> Exercise requirements: Show every line where "triangle" occurs.

(Items from a figure collection)
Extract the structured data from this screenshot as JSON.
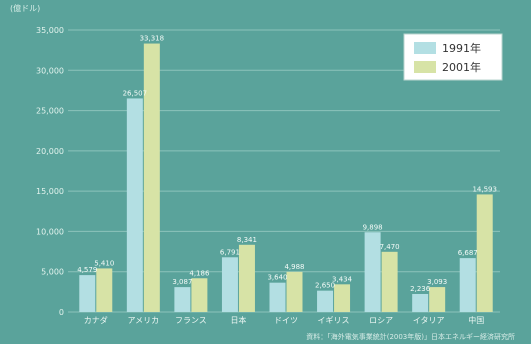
{
  "colors": {
    "background": "#5aa39b",
    "series_1991": "#b3dfe3",
    "series_2001": "#d7e3a6",
    "grid": "#8cc3bb",
    "legend_bg": "#ffffff"
  },
  "chart_data": {
    "type": "bar",
    "title": "",
    "unit_label": "(億ドル)",
    "xlabel": "",
    "ylabel": "",
    "ylim": [
      0,
      35000
    ],
    "yticks": [
      0,
      5000,
      10000,
      15000,
      20000,
      25000,
      30000,
      35000
    ],
    "ytick_labels": [
      "0",
      "5,000",
      "10,000",
      "15,000",
      "20,000",
      "25,000",
      "30,000",
      "35,000"
    ],
    "grid": true,
    "legend_position": "top-right",
    "categories": [
      "カナダ",
      "アメリカ",
      "フランス",
      "日本",
      "ドイツ",
      "イギリス",
      "ロシア",
      "イタリア",
      "中国"
    ],
    "series": [
      {
        "name": "1991年",
        "values": [
          4579,
          26507,
          3087,
          6791,
          3640,
          2650,
          9898,
          2236,
          6687
        ],
        "labels": [
          "4,579",
          "26,507",
          "3,087",
          "6,791",
          "3,640",
          "2,650",
          "9,898",
          "2,236",
          "6,687"
        ]
      },
      {
        "name": "2001年",
        "values": [
          5410,
          33318,
          4186,
          8341,
          4988,
          3434,
          7470,
          3093,
          14593
        ],
        "labels": [
          "5,410",
          "33,318",
          "4,186",
          "8,341",
          "4,988",
          "3,434",
          "7,470",
          "3,093",
          "14,593"
        ]
      }
    ],
    "source": "資料：「海外電気事業統計(2003年版)」日本エネルギー経済研究所"
  }
}
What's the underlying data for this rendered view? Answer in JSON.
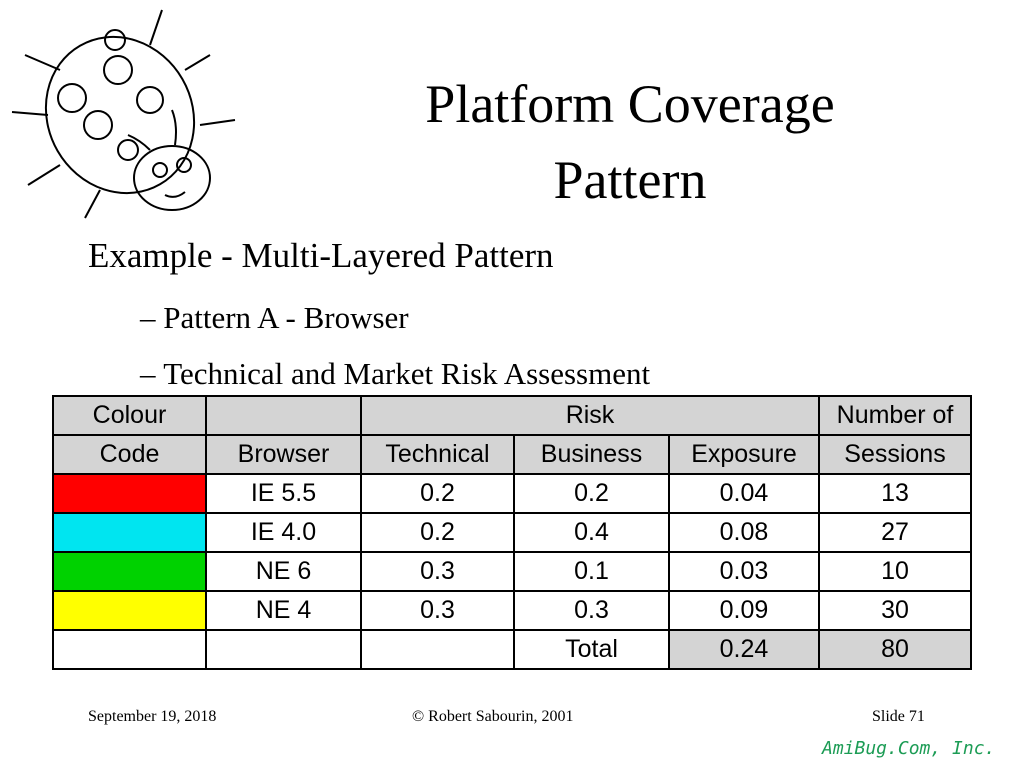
{
  "title": "Platform Coverage Pattern",
  "bullets": {
    "main": "Example - Multi-Layered Pattern",
    "sub": [
      "Pattern A - Browser",
      "Technical and Market Risk Assessment"
    ]
  },
  "table": {
    "header": {
      "colour_code": [
        "Colour",
        "Code"
      ],
      "browser": "Browser",
      "risk": "Risk",
      "risk_columns": [
        "Technical",
        "Business",
        "Exposure"
      ],
      "sessions": [
        "Number of",
        "Sessions"
      ]
    },
    "rows": [
      {
        "color": "#ff0000",
        "browser": "IE 5.5",
        "technical": 0.2,
        "business": 0.2,
        "exposure": 0.04,
        "sessions": 13
      },
      {
        "color": "#00e5f0",
        "browser": "IE 4.0",
        "technical": 0.2,
        "business": 0.4,
        "exposure": 0.08,
        "sessions": 27
      },
      {
        "color": "#00d200",
        "browser": "NE 6",
        "technical": 0.3,
        "business": 0.1,
        "exposure": 0.03,
        "sessions": 10
      },
      {
        "color": "#ffff00",
        "browser": "NE 4",
        "technical": 0.3,
        "business": 0.3,
        "exposure": 0.09,
        "sessions": 30
      }
    ],
    "total": {
      "label": "Total",
      "exposure": 0.24,
      "sessions": 80
    }
  },
  "footer": {
    "date": "September 19, 2018",
    "copyright": "© Robert Sabourin, 2001",
    "slide": "Slide 71",
    "brand": "AmiBug.Com, Inc."
  }
}
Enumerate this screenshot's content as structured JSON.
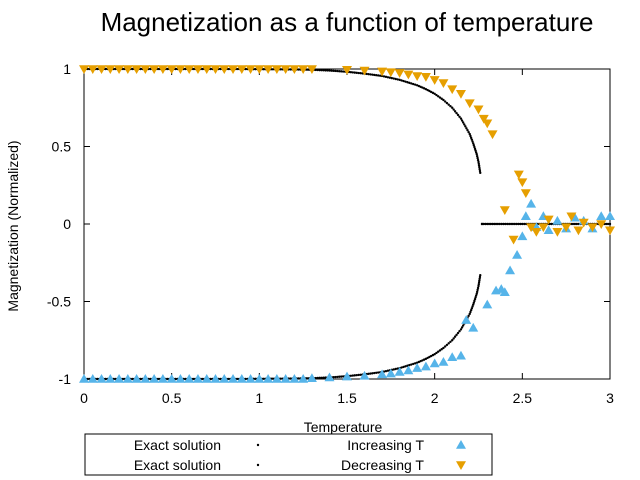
{
  "chart_data": {
    "type": "scatter",
    "title": "Magnetization as a function of temperature",
    "xlabel": "Temperature",
    "ylabel": "Magnetization (Normalized)",
    "xlim": [
      0,
      3
    ],
    "ylim": [
      -1,
      1
    ],
    "x_ticks": [
      "0",
      "0.5",
      "1",
      "1.5",
      "2",
      "2.5",
      "3"
    ],
    "y_ticks": [
      "1",
      "0.5",
      "0",
      "-0.5",
      "-1"
    ],
    "grid": false,
    "legend_position": "bottom",
    "series": [
      {
        "name": "Exact solution",
        "marker": "dot",
        "color": "#000000",
        "points": [
          [
            0,
            1
          ],
          [
            0.2,
            1
          ],
          [
            0.4,
            1
          ],
          [
            0.6,
            1
          ],
          [
            0.8,
            1
          ],
          [
            1.0,
            0.999
          ],
          [
            1.1,
            0.998
          ],
          [
            1.2,
            0.997
          ],
          [
            1.3,
            0.995
          ],
          [
            1.4,
            0.99
          ],
          [
            1.5,
            0.982
          ],
          [
            1.6,
            0.97
          ],
          [
            1.7,
            0.955
          ],
          [
            1.8,
            0.93
          ],
          [
            1.9,
            0.895
          ],
          [
            1.95,
            0.87
          ],
          [
            2.0,
            0.84
          ],
          [
            2.05,
            0.8
          ],
          [
            2.1,
            0.75
          ],
          [
            2.15,
            0.68
          ],
          [
            2.2,
            0.58
          ],
          [
            2.22,
            0.52
          ],
          [
            2.24,
            0.45
          ],
          [
            2.25,
            0.4
          ],
          [
            2.26,
            0.33
          ],
          [
            2.27,
            0
          ],
          [
            2.35,
            0
          ],
          [
            2.5,
            0
          ],
          [
            2.7,
            0
          ],
          [
            2.9,
            0
          ],
          [
            3.0,
            0
          ]
        ]
      },
      {
        "name": "Exact solution",
        "marker": "dot",
        "color": "#000000",
        "points": [
          [
            0,
            -1
          ],
          [
            0.2,
            -1
          ],
          [
            0.4,
            -1
          ],
          [
            0.6,
            -1
          ],
          [
            0.8,
            -1
          ],
          [
            1.0,
            -0.999
          ],
          [
            1.1,
            -0.998
          ],
          [
            1.2,
            -0.997
          ],
          [
            1.3,
            -0.995
          ],
          [
            1.4,
            -0.99
          ],
          [
            1.5,
            -0.982
          ],
          [
            1.6,
            -0.97
          ],
          [
            1.7,
            -0.955
          ],
          [
            1.8,
            -0.93
          ],
          [
            1.9,
            -0.895
          ],
          [
            1.95,
            -0.87
          ],
          [
            2.0,
            -0.84
          ],
          [
            2.05,
            -0.8
          ],
          [
            2.1,
            -0.75
          ],
          [
            2.15,
            -0.68
          ],
          [
            2.2,
            -0.58
          ],
          [
            2.22,
            -0.52
          ],
          [
            2.24,
            -0.45
          ],
          [
            2.25,
            -0.4
          ],
          [
            2.26,
            -0.33
          ],
          [
            2.27,
            0
          ]
        ]
      },
      {
        "name": "Increasing T",
        "marker": "triangle-up",
        "color": "#56b4e9",
        "points": [
          [
            0,
            -1
          ],
          [
            0.05,
            -1
          ],
          [
            0.1,
            -1
          ],
          [
            0.15,
            -1
          ],
          [
            0.2,
            -1
          ],
          [
            0.25,
            -1
          ],
          [
            0.3,
            -1
          ],
          [
            0.35,
            -1
          ],
          [
            0.4,
            -1
          ],
          [
            0.45,
            -1
          ],
          [
            0.5,
            -1
          ],
          [
            0.55,
            -1
          ],
          [
            0.6,
            -1
          ],
          [
            0.65,
            -1
          ],
          [
            0.7,
            -1
          ],
          [
            0.75,
            -1
          ],
          [
            0.8,
            -1
          ],
          [
            0.85,
            -1
          ],
          [
            0.9,
            -1
          ],
          [
            0.95,
            -1
          ],
          [
            1.0,
            -1
          ],
          [
            1.05,
            -1
          ],
          [
            1.1,
            -1
          ],
          [
            1.15,
            -1
          ],
          [
            1.2,
            -1
          ],
          [
            1.25,
            -1
          ],
          [
            1.3,
            -0.995
          ],
          [
            1.4,
            -0.99
          ],
          [
            1.5,
            -0.985
          ],
          [
            1.6,
            -0.98
          ],
          [
            1.7,
            -0.97
          ],
          [
            1.75,
            -0.965
          ],
          [
            1.8,
            -0.955
          ],
          [
            1.85,
            -0.945
          ],
          [
            1.9,
            -0.93
          ],
          [
            1.95,
            -0.92
          ],
          [
            2.0,
            -0.9
          ],
          [
            2.05,
            -0.89
          ],
          [
            2.1,
            -0.86
          ],
          [
            2.15,
            -0.85
          ],
          [
            2.18,
            -0.62
          ],
          [
            2.22,
            -0.67
          ],
          [
            2.3,
            -0.52
          ],
          [
            2.35,
            -0.43
          ],
          [
            2.38,
            -0.42
          ],
          [
            2.4,
            -0.44
          ],
          [
            2.43,
            -0.3
          ],
          [
            2.47,
            -0.2
          ],
          [
            2.5,
            -0.08
          ],
          [
            2.52,
            0.05
          ],
          [
            2.55,
            0.13
          ],
          [
            2.58,
            -0.02
          ],
          [
            2.62,
            0.05
          ],
          [
            2.65,
            -0.04
          ],
          [
            2.7,
            0.02
          ],
          [
            2.75,
            -0.03
          ],
          [
            2.8,
            0.04
          ],
          [
            2.85,
            0.02
          ],
          [
            2.9,
            -0.03
          ],
          [
            2.95,
            0.05
          ],
          [
            3.0,
            0.05
          ]
        ]
      },
      {
        "name": "Decreasing T",
        "marker": "triangle-down",
        "color": "#e69f00",
        "points": [
          [
            0,
            1
          ],
          [
            0.05,
            1
          ],
          [
            0.1,
            1
          ],
          [
            0.15,
            1
          ],
          [
            0.2,
            1
          ],
          [
            0.25,
            1
          ],
          [
            0.3,
            1
          ],
          [
            0.35,
            1
          ],
          [
            0.4,
            1
          ],
          [
            0.45,
            1
          ],
          [
            0.5,
            1
          ],
          [
            0.55,
            1
          ],
          [
            0.6,
            1
          ],
          [
            0.65,
            1
          ],
          [
            0.7,
            1
          ],
          [
            0.75,
            1
          ],
          [
            0.8,
            1
          ],
          [
            0.85,
            1
          ],
          [
            0.9,
            1
          ],
          [
            0.95,
            1
          ],
          [
            1.0,
            1
          ],
          [
            1.05,
            1
          ],
          [
            1.1,
            1
          ],
          [
            1.15,
            1
          ],
          [
            1.2,
            1
          ],
          [
            1.25,
            1
          ],
          [
            1.3,
            1
          ],
          [
            1.5,
            0.995
          ],
          [
            1.6,
            0.99
          ],
          [
            1.7,
            0.985
          ],
          [
            1.75,
            0.98
          ],
          [
            1.8,
            0.975
          ],
          [
            1.85,
            0.965
          ],
          [
            1.9,
            0.955
          ],
          [
            1.95,
            0.95
          ],
          [
            2.0,
            0.93
          ],
          [
            2.05,
            0.91
          ],
          [
            2.1,
            0.87
          ],
          [
            2.15,
            0.84
          ],
          [
            2.2,
            0.78
          ],
          [
            2.25,
            0.74
          ],
          [
            2.28,
            0.68
          ],
          [
            2.3,
            0.65
          ],
          [
            2.33,
            0.58
          ],
          [
            2.48,
            0.32
          ],
          [
            2.5,
            0.27
          ],
          [
            2.52,
            0.2
          ],
          [
            2.4,
            0.09
          ],
          [
            2.45,
            -0.1
          ],
          [
            2.55,
            -0.02
          ],
          [
            2.58,
            -0.05
          ],
          [
            2.62,
            -0.02
          ],
          [
            2.65,
            0.03
          ],
          [
            2.7,
            -0.05
          ],
          [
            2.75,
            -0.02
          ],
          [
            2.78,
            0.05
          ],
          [
            2.82,
            -0.04
          ],
          [
            2.85,
            0.01
          ],
          [
            2.9,
            -0.02
          ],
          [
            2.95,
            0
          ],
          [
            3.0,
            -0.04
          ]
        ]
      }
    ]
  }
}
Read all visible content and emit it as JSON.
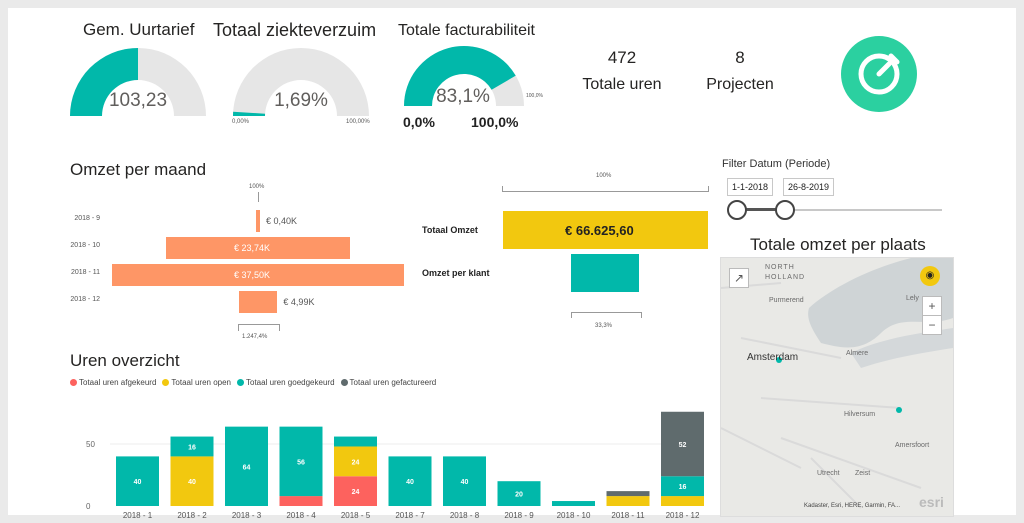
{
  "gauges": [
    {
      "title": "Gem. Uurtarief",
      "value": "103,23",
      "fraction": 0.5,
      "min": "",
      "max": ""
    },
    {
      "title": "Totaal ziekteverzuim",
      "value": "1,69%",
      "fraction": 0.0169,
      "min": "0,00%",
      "max": "100,00%"
    },
    {
      "title": "Totale facturabiliteit",
      "value": "83,1%",
      "fraction": 0.831,
      "min": "",
      "max": "100,0%",
      "below_min": "0,0%",
      "below_max": "100,0%"
    }
  ],
  "kpis": [
    {
      "value": "472",
      "label": "Totale uren"
    },
    {
      "value": "8",
      "label": "Projecten"
    }
  ],
  "omzet_per_maand": {
    "title": "Omzet per maand",
    "top_label": "100%",
    "bottom_label": "1.247,4%",
    "rows": [
      {
        "cat": "2018 - 9",
        "label": "€ 0,40K",
        "value": 0.4
      },
      {
        "cat": "2018 - 10",
        "label": "€ 23,74K",
        "value": 23.74
      },
      {
        "cat": "2018 - 11",
        "label": "€ 37,50K",
        "value": 37.5
      },
      {
        "cat": "2018 - 12",
        "label": "€ 4,99K",
        "value": 4.99
      }
    ]
  },
  "funnel2": {
    "top_label": "100%",
    "bottom_label": "33,3%",
    "rows": [
      {
        "cat": "Totaal Omzet",
        "label": "€ 66.625,60",
        "value": 100
      },
      {
        "cat": "Omzet per klant",
        "label": "",
        "value": 33.3
      }
    ]
  },
  "filter": {
    "title": "Filter Datum (Periode)",
    "start": "1-1-2018",
    "end": "26-8-2019"
  },
  "map": {
    "title": "Totale omzet per plaats",
    "labels": [
      "NORTH",
      "HOLLAND",
      "Purmerend",
      "Lely",
      "Amsterdam",
      "Almere",
      "Hilversum",
      "Amersfoort",
      "Utrecht",
      "Zeist"
    ],
    "attribution": "Kadaster, Esri, HERE, Garmin, FA...",
    "logo": "esri"
  },
  "uren": {
    "title": "Uren overzicht",
    "legend": [
      {
        "name": "Totaal uren afgekeurd",
        "color": "#fd625e"
      },
      {
        "name": "Totaal uren open",
        "color": "#f2c80f"
      },
      {
        "name": "Totaal uren goedgekeurd",
        "color": "#01b8aa"
      },
      {
        "name": "Totaal uren gefactureerd",
        "color": "#5f6b6d"
      }
    ],
    "yticks": [
      "50",
      "0"
    ]
  },
  "chart_data": {
    "type": "bar",
    "stacked": true,
    "categories": [
      "2018 - 1",
      "2018 - 2",
      "2018 - 3",
      "2018 - 4",
      "2018 - 5",
      "2018 - 7",
      "2018 - 8",
      "2018 - 9",
      "2018 - 10",
      "2018 - 11",
      "2018 - 12"
    ],
    "series": [
      {
        "name": "Totaal uren afgekeurd",
        "color": "#fd625e",
        "values": [
          0,
          0,
          0,
          8,
          24,
          0,
          0,
          0,
          0,
          0,
          0
        ],
        "labels": [
          "",
          "",
          "",
          "",
          "24",
          "",
          "",
          "",
          "",
          "",
          ""
        ]
      },
      {
        "name": "Totaal uren open",
        "color": "#f2c80f",
        "values": [
          0,
          40,
          0,
          0,
          24,
          0,
          0,
          0,
          0,
          8,
          8
        ],
        "labels": [
          "",
          "40",
          "",
          "",
          "24",
          "",
          "",
          "",
          "",
          "",
          ""
        ]
      },
      {
        "name": "Totaal uren goedgekeurd",
        "color": "#01b8aa",
        "values": [
          40,
          16,
          64,
          56,
          8,
          40,
          40,
          20,
          4,
          0,
          16
        ],
        "labels": [
          "40",
          "16",
          "64",
          "56",
          "",
          "40",
          "40",
          "20",
          "",
          "",
          "16"
        ]
      },
      {
        "name": "Totaal uren gefactureerd",
        "color": "#5f6b6d",
        "values": [
          0,
          0,
          0,
          0,
          0,
          0,
          0,
          0,
          0,
          4,
          52
        ],
        "labels": [
          "",
          "",
          "",
          "",
          "",
          "",
          "",
          "",
          "",
          "",
          "52"
        ]
      }
    ],
    "yticks": [
      0,
      50
    ],
    "ylim": [
      0,
      80
    ]
  }
}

> Exercise result:
        "marker": "triangle-up",
        "marker": "triangle-down",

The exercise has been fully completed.